**Stored records**.
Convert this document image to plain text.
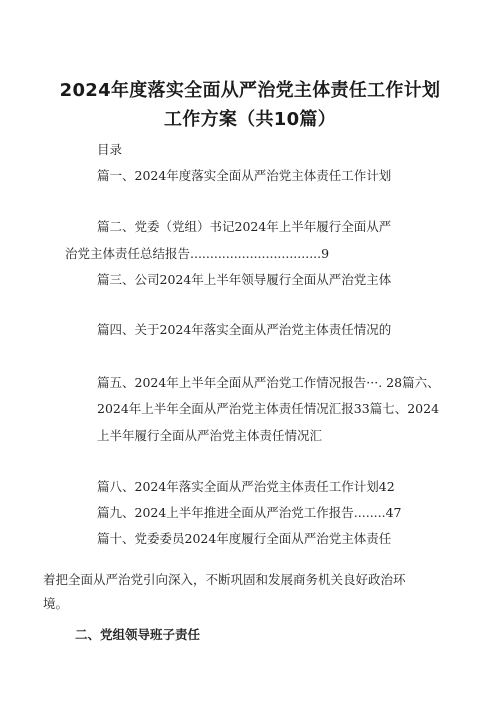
2024年度落实全面从严治党主体责任工作计划
工作方案（共10篇）
目录
篇一、2024年度落实全面从严治党主体责任工作计划
篇二、党委（党组）书记2024年上半年履行全面从严
治党主体责任总结报告.................................9
篇三、公司2024年上半年领导履行全面从严治党主体
篇四、关于2024年落实全面从严治党主体责任情况的
篇五、2024年上半年全面从严治党工作情况报告···. 28篇六、
2024年上半年全面从严治党主体责任情况汇报33篇七、2024
上半年履行全面从严治党主体责任情况汇
篇八、2024年落实全面从严治党主体责任工作计划42
篇九、2024上半年推进全面从严治党工作报告........47
篇十、党委委员2024年度履行全面从严治党主体责任
着把全面从严治党引向深入，不断巩固和发展商务机关良好政治环
境。
二、党组领导班子责任
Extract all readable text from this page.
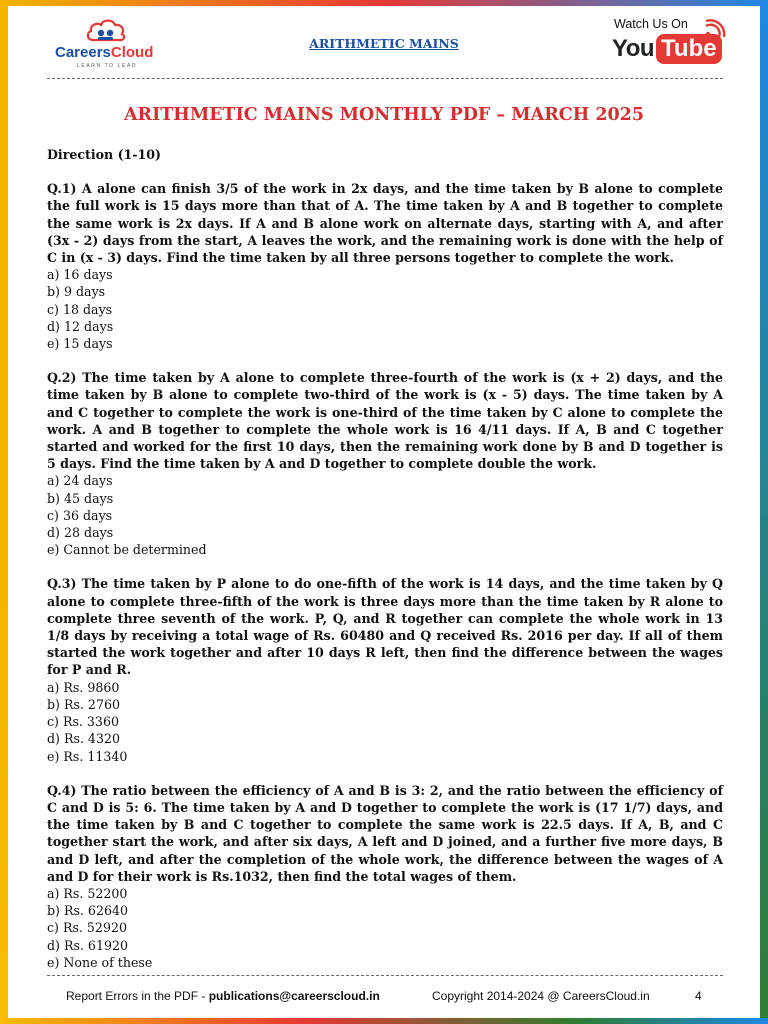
CareersCloud
LEARN TO LEAD
ARITHMETIC MAINS
Watch Us On
You Tube
ARITHMETIC MAINS MONTHLY PDF – MARCH 2025
Direction (1-10)
Q.1) A alone can finish 3/5 of the work in 2x days, and the time taken by B alone to complete the full work is 15 days more than that of A. The time taken by A and B together to complete the same work is 2x days. If A and B alone work on alternate days, starting with A, and after (3x - 2) days from the start, A leaves the work, and the remaining work is done with the help of C in (x - 3) days. Find the time taken by all three persons together to complete the work.
a) 16 days
b) 9 days
c) 18 days
d) 12 days
e) 15 days
Q.2) The time taken by A alone to complete three-fourth of the work is (x + 2) days, and the time taken by B alone to complete two-third of the work is (x - 5) days. The time taken by A and C together to complete the work is one-third of the time taken by C alone to complete the work. A and B together to complete the whole work is 16 4/11 days. If A, B and C together started and worked for the first 10 days, then the remaining work done by B and D together is 5 days. Find the time taken by A and D together to complete double the work.
a) 24 days
b) 45 days
c) 36 days
d) 28 days
e) Cannot be determined
Q.3) The time taken by P alone to do one-fifth of the work is 14 days, and the time taken by Q alone to complete three-fifth of the work is three days more than the time taken by R alone to complete three seventh of the work. P, Q, and R together can complete the whole work in 13 1/8 days by receiving a total wage of Rs. 60480 and Q received Rs. 2016 per day. If all of them started the work together and after 10 days R left, then find the difference between the wages for P and R.
a) Rs. 9860
b) Rs. 2760
c) Rs. 3360
d) Rs. 4320
e) Rs. 11340
Q.4) The ratio between the efficiency of A and B is 3: 2, and the ratio between the efficiency of C and D is 5: 6. The time taken by A and D together to complete the work is (17 1/7) days, and the time taken by B and C together to complete the same work is 22.5 days. If A, B, and C together start the work, and after six days, A left and D joined, and a further five more days, B and D left, and after the completion of the whole work, the difference between the wages of A and D for their work is Rs.1032, then find the total wages of them.
a) Rs. 52200
b) Rs. 62640
c) Rs. 52920
d) Rs. 61920
e) None of these
Report Errors in the PDF - publications@careerscloud.in	Copyright 2014-2024 @ CareersCloud.in	4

**Work required**.
What is the number of lines in the records that contain "from"? Give that number only.

**Output of the task**.
2